List every line below containing "MSCI".
══════════════════════════════
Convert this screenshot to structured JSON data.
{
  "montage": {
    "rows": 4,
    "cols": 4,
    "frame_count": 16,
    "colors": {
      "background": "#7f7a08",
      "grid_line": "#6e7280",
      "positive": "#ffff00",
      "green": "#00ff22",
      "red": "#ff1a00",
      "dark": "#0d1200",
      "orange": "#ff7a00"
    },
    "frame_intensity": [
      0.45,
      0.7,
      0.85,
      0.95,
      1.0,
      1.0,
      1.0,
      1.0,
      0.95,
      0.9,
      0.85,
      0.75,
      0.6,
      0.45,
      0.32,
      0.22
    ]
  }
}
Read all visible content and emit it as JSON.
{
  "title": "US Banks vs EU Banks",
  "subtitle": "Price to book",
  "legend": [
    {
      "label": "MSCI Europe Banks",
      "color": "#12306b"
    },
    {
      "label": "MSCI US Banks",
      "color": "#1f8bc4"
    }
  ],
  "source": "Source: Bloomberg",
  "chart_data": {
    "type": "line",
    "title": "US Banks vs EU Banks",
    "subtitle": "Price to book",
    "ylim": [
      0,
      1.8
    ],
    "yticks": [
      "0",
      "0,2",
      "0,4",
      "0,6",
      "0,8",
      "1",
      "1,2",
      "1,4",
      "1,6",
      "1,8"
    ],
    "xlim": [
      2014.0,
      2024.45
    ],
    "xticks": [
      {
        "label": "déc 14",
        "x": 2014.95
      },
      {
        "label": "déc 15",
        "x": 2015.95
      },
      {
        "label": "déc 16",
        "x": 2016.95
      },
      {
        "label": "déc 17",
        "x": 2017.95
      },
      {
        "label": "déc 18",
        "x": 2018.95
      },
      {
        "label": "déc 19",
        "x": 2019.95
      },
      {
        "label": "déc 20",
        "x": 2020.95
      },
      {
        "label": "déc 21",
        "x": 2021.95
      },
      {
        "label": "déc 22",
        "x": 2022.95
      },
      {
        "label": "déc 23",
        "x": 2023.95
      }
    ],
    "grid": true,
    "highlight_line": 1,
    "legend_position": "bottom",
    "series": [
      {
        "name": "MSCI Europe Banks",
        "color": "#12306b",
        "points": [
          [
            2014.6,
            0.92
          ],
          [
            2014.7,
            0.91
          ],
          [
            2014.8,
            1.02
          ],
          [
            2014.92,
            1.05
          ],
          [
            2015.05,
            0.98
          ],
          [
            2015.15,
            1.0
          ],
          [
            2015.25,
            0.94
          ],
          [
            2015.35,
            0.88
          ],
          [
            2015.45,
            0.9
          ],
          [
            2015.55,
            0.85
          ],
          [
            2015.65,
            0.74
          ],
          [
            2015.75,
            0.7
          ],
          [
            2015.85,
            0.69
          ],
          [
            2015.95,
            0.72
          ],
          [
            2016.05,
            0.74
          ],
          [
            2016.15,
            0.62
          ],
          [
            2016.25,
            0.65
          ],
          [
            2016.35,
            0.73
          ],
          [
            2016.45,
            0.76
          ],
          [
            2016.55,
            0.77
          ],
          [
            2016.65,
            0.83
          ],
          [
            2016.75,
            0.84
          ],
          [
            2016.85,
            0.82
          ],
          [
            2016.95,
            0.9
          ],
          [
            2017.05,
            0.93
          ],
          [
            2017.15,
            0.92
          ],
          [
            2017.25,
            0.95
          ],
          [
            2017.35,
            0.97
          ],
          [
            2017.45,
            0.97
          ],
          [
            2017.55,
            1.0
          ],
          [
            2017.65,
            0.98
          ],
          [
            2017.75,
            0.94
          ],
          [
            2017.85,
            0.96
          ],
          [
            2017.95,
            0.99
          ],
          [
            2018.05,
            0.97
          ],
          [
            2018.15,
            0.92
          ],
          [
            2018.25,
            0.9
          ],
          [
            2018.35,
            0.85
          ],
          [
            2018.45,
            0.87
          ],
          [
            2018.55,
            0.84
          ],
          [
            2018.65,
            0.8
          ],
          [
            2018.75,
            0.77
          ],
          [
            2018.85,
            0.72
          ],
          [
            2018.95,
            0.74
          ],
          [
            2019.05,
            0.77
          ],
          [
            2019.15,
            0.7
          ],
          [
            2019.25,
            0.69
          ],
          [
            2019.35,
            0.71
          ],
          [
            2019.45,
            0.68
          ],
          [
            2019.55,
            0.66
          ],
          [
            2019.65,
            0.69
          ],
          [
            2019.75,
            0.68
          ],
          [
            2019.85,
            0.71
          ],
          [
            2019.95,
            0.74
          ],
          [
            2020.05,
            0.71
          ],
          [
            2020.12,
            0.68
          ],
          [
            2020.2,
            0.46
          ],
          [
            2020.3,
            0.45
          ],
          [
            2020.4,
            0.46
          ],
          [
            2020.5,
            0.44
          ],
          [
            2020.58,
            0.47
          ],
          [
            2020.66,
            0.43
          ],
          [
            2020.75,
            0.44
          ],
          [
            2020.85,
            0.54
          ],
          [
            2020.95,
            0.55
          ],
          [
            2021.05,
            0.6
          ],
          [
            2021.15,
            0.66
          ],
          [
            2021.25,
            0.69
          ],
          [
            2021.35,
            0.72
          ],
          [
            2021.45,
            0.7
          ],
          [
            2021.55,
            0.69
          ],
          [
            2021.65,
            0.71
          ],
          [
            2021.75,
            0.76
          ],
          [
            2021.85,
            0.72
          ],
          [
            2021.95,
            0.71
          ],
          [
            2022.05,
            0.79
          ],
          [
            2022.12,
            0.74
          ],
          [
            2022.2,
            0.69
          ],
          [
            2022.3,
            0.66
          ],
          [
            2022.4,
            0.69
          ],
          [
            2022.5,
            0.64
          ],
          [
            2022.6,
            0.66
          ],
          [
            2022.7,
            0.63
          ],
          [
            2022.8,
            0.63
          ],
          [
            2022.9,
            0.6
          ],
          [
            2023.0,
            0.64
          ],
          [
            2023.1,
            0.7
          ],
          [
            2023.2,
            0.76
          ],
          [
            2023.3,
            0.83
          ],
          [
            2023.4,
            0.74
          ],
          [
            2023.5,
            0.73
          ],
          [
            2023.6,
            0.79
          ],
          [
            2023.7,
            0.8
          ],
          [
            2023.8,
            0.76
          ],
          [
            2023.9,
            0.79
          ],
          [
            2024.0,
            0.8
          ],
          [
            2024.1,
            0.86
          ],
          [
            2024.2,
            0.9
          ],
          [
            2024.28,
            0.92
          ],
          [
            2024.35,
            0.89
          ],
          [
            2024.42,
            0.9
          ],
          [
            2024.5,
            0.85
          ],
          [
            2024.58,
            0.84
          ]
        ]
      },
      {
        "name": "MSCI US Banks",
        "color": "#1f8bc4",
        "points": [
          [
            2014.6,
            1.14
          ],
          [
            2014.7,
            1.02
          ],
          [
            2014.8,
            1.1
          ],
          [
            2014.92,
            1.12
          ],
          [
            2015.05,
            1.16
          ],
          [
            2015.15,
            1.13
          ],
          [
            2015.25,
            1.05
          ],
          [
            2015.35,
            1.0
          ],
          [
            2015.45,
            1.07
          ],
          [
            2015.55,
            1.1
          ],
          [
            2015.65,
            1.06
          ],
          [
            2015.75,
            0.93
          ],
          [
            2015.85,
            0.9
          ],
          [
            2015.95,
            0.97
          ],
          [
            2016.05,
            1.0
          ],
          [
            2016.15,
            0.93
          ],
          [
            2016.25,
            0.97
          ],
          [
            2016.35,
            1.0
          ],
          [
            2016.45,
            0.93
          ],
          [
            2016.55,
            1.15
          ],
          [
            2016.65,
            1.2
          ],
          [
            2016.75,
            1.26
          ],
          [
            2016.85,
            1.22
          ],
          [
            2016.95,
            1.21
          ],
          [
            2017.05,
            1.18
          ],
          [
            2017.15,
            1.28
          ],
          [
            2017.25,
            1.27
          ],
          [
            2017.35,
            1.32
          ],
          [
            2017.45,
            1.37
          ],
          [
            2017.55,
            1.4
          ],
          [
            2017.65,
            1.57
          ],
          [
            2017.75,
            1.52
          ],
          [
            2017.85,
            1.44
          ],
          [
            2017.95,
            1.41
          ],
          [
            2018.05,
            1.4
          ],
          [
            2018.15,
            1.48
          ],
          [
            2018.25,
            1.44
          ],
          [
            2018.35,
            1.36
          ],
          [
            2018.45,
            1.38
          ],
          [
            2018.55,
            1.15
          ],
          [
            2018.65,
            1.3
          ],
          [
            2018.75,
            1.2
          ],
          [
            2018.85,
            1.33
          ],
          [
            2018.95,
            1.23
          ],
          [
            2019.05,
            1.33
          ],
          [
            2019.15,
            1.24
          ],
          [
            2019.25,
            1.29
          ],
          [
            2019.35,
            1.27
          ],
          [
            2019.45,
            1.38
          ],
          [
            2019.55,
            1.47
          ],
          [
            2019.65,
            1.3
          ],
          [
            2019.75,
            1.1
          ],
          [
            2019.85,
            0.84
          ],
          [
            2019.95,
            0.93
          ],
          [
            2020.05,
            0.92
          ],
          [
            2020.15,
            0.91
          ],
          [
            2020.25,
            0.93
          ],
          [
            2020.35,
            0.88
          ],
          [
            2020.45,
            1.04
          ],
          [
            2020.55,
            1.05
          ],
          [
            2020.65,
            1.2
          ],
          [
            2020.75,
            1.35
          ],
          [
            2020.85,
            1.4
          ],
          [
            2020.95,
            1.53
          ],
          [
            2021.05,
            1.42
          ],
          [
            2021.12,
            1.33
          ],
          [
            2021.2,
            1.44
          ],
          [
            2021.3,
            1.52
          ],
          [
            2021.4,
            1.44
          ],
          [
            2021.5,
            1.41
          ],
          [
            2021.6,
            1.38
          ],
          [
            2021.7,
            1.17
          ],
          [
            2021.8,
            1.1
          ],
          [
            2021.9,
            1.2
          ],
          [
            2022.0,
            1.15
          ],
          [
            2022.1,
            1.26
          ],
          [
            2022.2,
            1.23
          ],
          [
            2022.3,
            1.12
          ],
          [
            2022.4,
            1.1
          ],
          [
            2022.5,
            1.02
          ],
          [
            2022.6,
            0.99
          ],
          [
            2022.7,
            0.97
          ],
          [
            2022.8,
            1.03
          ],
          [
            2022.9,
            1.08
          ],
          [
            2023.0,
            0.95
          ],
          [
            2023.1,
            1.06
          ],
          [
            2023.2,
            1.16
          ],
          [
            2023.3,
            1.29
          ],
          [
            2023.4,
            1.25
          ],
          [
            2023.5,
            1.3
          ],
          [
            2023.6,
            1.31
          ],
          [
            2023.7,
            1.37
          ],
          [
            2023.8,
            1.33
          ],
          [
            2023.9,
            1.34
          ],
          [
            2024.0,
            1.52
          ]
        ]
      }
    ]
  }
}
══════════════════════════════
**RESULT OF THE TASK:**
      "label": "MSCI Europe Banks",
      "label": "MSCI US Banks",
        "name": "MSCI Europe Banks",
        "name": "MSCI US Banks",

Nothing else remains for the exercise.